**AIM OF THE TASK**
Transcribe the listing below word for word.

** Begin INPUT **

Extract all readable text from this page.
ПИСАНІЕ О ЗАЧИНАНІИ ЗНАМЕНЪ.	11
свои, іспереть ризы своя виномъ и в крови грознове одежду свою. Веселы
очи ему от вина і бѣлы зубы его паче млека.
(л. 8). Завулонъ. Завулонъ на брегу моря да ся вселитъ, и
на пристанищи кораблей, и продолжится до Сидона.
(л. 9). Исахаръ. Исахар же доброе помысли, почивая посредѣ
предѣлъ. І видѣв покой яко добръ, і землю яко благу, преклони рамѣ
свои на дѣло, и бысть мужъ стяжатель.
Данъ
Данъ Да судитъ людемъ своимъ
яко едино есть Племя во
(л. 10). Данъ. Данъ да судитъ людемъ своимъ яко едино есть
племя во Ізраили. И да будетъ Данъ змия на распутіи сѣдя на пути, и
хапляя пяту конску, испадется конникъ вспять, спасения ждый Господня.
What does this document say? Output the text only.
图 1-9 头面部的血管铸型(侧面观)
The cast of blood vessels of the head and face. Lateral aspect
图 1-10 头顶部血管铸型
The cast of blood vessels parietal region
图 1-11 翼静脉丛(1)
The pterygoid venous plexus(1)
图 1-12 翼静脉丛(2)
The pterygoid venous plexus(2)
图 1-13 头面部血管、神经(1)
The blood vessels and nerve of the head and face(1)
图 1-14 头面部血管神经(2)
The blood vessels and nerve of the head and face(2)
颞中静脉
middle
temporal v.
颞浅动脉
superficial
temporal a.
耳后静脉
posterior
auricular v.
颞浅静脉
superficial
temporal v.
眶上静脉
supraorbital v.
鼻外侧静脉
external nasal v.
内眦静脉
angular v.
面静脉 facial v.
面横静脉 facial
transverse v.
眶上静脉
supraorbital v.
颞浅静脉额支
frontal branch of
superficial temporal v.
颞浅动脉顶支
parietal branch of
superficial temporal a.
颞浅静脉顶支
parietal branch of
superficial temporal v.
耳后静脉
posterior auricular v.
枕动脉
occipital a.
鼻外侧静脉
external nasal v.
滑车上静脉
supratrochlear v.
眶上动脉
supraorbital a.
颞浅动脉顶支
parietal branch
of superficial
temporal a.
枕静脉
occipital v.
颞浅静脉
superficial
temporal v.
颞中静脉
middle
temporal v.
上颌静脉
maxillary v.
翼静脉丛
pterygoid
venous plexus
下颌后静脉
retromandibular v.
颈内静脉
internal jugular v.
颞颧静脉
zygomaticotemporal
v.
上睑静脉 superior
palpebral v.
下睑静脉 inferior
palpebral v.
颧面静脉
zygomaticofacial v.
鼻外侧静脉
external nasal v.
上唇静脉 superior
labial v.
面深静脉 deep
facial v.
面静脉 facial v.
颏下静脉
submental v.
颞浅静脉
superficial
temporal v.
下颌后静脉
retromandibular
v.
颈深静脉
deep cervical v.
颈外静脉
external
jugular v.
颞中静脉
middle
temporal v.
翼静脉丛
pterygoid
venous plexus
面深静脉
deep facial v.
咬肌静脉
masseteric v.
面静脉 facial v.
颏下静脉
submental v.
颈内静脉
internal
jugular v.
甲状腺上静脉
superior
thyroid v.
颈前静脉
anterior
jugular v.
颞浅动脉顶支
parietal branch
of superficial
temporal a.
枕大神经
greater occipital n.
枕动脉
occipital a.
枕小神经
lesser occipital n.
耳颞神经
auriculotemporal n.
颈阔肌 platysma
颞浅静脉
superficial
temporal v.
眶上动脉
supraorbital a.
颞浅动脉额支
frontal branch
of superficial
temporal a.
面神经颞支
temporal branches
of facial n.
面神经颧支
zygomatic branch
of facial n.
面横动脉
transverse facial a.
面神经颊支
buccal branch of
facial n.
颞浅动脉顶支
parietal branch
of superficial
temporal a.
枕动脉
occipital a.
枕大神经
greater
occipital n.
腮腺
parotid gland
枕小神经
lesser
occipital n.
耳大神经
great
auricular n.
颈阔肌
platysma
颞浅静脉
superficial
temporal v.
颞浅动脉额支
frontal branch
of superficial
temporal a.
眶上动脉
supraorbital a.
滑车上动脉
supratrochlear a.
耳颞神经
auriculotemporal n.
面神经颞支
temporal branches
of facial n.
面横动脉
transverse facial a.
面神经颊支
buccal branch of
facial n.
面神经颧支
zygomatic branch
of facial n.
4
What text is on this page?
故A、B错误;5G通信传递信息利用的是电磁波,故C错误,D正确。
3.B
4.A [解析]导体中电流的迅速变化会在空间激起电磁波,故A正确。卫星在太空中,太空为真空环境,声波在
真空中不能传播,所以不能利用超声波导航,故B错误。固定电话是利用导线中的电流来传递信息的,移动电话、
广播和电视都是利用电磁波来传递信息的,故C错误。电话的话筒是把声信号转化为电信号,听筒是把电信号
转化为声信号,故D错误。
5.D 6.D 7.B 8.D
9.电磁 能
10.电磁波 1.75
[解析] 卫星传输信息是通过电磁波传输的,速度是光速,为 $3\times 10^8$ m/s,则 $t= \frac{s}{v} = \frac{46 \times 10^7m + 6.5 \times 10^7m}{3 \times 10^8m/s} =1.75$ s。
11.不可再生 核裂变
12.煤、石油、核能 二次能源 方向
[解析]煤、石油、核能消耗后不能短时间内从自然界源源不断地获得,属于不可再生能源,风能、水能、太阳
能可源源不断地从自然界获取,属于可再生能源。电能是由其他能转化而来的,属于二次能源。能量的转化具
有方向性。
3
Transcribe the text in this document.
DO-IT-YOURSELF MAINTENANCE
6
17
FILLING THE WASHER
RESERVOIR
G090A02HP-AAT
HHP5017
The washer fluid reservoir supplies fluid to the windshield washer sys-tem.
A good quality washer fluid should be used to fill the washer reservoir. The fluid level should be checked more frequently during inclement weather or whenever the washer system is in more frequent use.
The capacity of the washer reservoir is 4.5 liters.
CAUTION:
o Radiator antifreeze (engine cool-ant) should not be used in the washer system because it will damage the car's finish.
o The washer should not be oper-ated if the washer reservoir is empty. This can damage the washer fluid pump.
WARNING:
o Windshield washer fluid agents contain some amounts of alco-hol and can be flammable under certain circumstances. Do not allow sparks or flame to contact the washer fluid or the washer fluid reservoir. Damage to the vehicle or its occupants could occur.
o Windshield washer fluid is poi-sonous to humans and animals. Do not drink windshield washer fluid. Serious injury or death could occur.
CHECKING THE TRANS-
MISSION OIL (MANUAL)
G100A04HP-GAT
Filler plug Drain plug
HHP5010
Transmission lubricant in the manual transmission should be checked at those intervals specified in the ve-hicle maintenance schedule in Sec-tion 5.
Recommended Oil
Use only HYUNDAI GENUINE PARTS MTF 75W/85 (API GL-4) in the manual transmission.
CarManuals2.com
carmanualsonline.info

** End INPUT **

**RESPONSE**
Extract all readable text from this page.
ПИСАНІЕ О ЗАЧИНАНІИ ЗНАМЕНЪ.	11
свои, іспереть ризы своя виномъ и в крови грознове одежду свою. Веселы
очи ему от вина і бѣлы зубы его паче млека.
(л. 8). Завулонъ. Завулонъ на брегу моря да ся вселитъ, и
на пристанищи кораблей, и продолжится до Сидона.
(л. 9). Исахаръ. Исахар же доброе помысли, почивая посредѣ
предѣлъ. І видѣв покой яко добръ, і землю яко благу, преклони рамѣ
свои на дѣло, и бысть мужъ стяжатель.
Данъ
Данъ Да судитъ людемъ своимъ
яко едино есть Племя во
(л. 10). Данъ. Данъ да судитъ людемъ своимъ яко едино есть
племя во Ізраили. И да будетъ Данъ змия на распутіи сѣдя на пути, и
хапляя пяту конску, испадется конникъ вспять, спасения ждый Господня.
What does this document say? Output the text only.
图 1-9 头面部的血管铸型(侧面观)
The cast of blood vessels of the head and face. Lateral aspect
图 1-10 头顶部血管铸型
The cast of blood vessels parietal region
图 1-11 翼静脉丛(1)
The pterygoid venous plexus(1)
图 1-12 翼静脉丛(2)
The pterygoid venous plexus(2)
图 1-13 头面部血管、神经(1)
The blood vessels and nerve of the head and face(1)
图 1-14 头面部血管神经(2)
The blood vessels and nerve of the head and face(2)
颞中静脉
middle
temporal v.
颞浅动脉
superficial
temporal a.
耳后静脉
posterior
auricular v.
颞浅静脉
superficial
temporal v.
眶上静脉
supraorbital v.
鼻外侧静脉
external nasal v.
内眦静脉
angular v.
面静脉 facial v.
面横静脉 facial
transverse v.
眶上静脉
supraorbital v.
颞浅静脉额支
frontal branch of
superficial temporal v.
颞浅动脉顶支
parietal branch of
superficial temporal a.
颞浅静脉顶支
parietal branch of
superficial temporal v.
耳后静脉
posterior auricular v.
枕动脉
occipital a.
鼻外侧静脉
external nasal v.
滑车上静脉
supratrochlear v.
眶上动脉
supraorbital a.
颞浅动脉顶支
parietal branch
of superficial
temporal a.
枕静脉
occipital v.
颞浅静脉
superficial
temporal v.
颞中静脉
middle
temporal v.
上颌静脉
maxillary v.
翼静脉丛
pterygoid
venous plexus
下颌后静脉
retromandibular v.
颈内静脉
internal jugular v.
颞颧静脉
zygomaticotemporal
v.
上睑静脉 superior
palpebral v.
下睑静脉 inferior
palpebral v.
颧面静脉
zygomaticofacial v.
鼻外侧静脉
external nasal v.
上唇静脉 superior
labial v.
面深静脉 deep
facial v.
面静脉 facial v.
颏下静脉
submental v.
颞浅静脉
superficial
temporal v.
下颌后静脉
retromandibular
v.
颈深静脉
deep cervical v.
颈外静脉
external
jugular v.
颞中静脉
middle
temporal v.
翼静脉丛
pterygoid
venous plexus
面深静脉
deep facial v.
咬肌静脉
masseteric v.
面静脉 facial v.
颏下静脉
submental v.
颈内静脉
internal
jugular v.
甲状腺上静脉
superior
thyroid v.
颈前静脉
anterior
jugular v.
颞浅动脉顶支
parietal branch
of superficial
temporal a.
枕大神经
greater occipital n.
枕动脉
occipital a.
枕小神经
lesser occipital n.
耳颞神经
auriculotemporal n.
颈阔肌 platysma
颞浅静脉
superficial
temporal v.
眶上动脉
supraorbital a.
颞浅动脉额支
frontal branch
of superficial
temporal a.
面神经颞支
temporal branches
of facial n.
面神经颧支
zygomatic branch
of facial n.
面横动脉
transverse facial a.
面神经颊支
buccal branch of
facial n.
颞浅动脉顶支
parietal branch
of superficial
temporal a.
枕动脉
occipital a.
枕大神经
greater
occipital n.
腮腺
parotid gland
枕小神经
lesser
occipital n.
耳大神经
great
auricular n.
颈阔肌
platysma
颞浅静脉
superficial
temporal v.
颞浅动脉额支
frontal branch
of superficial
temporal a.
眶上动脉
supraorbital a.
滑车上动脉
supratrochlear a.
耳颞神经
auriculotemporal n.
面神经颞支
temporal branches
of facial n.
面横动脉
transverse facial a.
面神经颊支
buccal branch of
facial n.
面神经颧支
zygomatic branch
of facial n.
4
What text is on this page?
故A、B错误;5G通信传递信息利用的是电磁波,故C错误,D正确。
3.B
4.A [解析]导体中电流的迅速变化会在空间激起电磁波,故A正确。卫星在太空中,太空为真空环境,声波在
真空中不能传播,所以不能利用超声波导航,故B错误。固定电话是利用导线中的电流来传递信息的,移动电话、
广播和电视都是利用电磁波来传递信息的,故C错误。电话的话筒是把声信号转化为电信号,听筒是把电信号
转化为声信号,故D错误。
5.D 6.D 7.B 8.D
9.电磁 能
10.电磁波 1.75
[解析] 卫星传输信息是通过电磁波传输的,速度是光速,为 $3\times 10^8$ m/s,则 $t= \frac{s}{v} = \frac{46 \times 10^7m + 6.5 \times 10^7m}{3 \times 10^8m/s} =1.75$ s。
11.不可再生 核裂变
12.煤、石油、核能 二次能源 方向
[解析]煤、石油、核能消耗后不能短时间内从自然界源源不断地获得,属于不可再生能源,风能、水能、太阳
能可源源不断地从自然界获取,属于可再生能源。电能是由其他能转化而来的,属于二次能源。能量的转化具
有方向性。
3
Transcribe the text in this document.
DO-IT-YOURSELF MAINTENANCE
6
17
FILLING THE WASHER
RESERVOIR
G090A02HP-AAT
HHP5017
The washer fluid reservoir supplies fluid to the windshield washer sys-tem.
A good quality washer fluid should be used to fill the washer reservoir. The fluid level should be checked more frequently during inclement weather or whenever the washer system is in more frequent use.
The capacity of the washer reservoir is 4.5 liters.
CAUTION:
o Radiator antifreeze (engine cool-ant) should not be used in the washer system because it will damage the car's finish.
o The washer should not be oper-ated if the washer reservoir is empty. This can damage the washer fluid pump.
WARNING:
o Windshield washer fluid agents contain some amounts of alco-hol and can be flammable under certain circumstances. Do not allow sparks or flame to contact the washer fluid or the washer fluid reservoir. Damage to the vehicle or its occupants could occur.
o Windshield washer fluid is poi-sonous to humans and animals. Do not drink windshield washer fluid. Serious injury or death could occur.
CHECKING THE TRANS-
MISSION OIL (MANUAL)
G100A04HP-GAT
Filler plug Drain plug
HHP5010
Transmission lubricant in the manual transmission should be checked at those intervals specified in the ve-hicle maintenance schedule in Sec-tion 5.
Recommended Oil
Use only HYUNDAI GENUINE PARTS MTF 75W/85 (API GL-4) in the manual transmission.
CarManuals2.com
carmanualsonline.info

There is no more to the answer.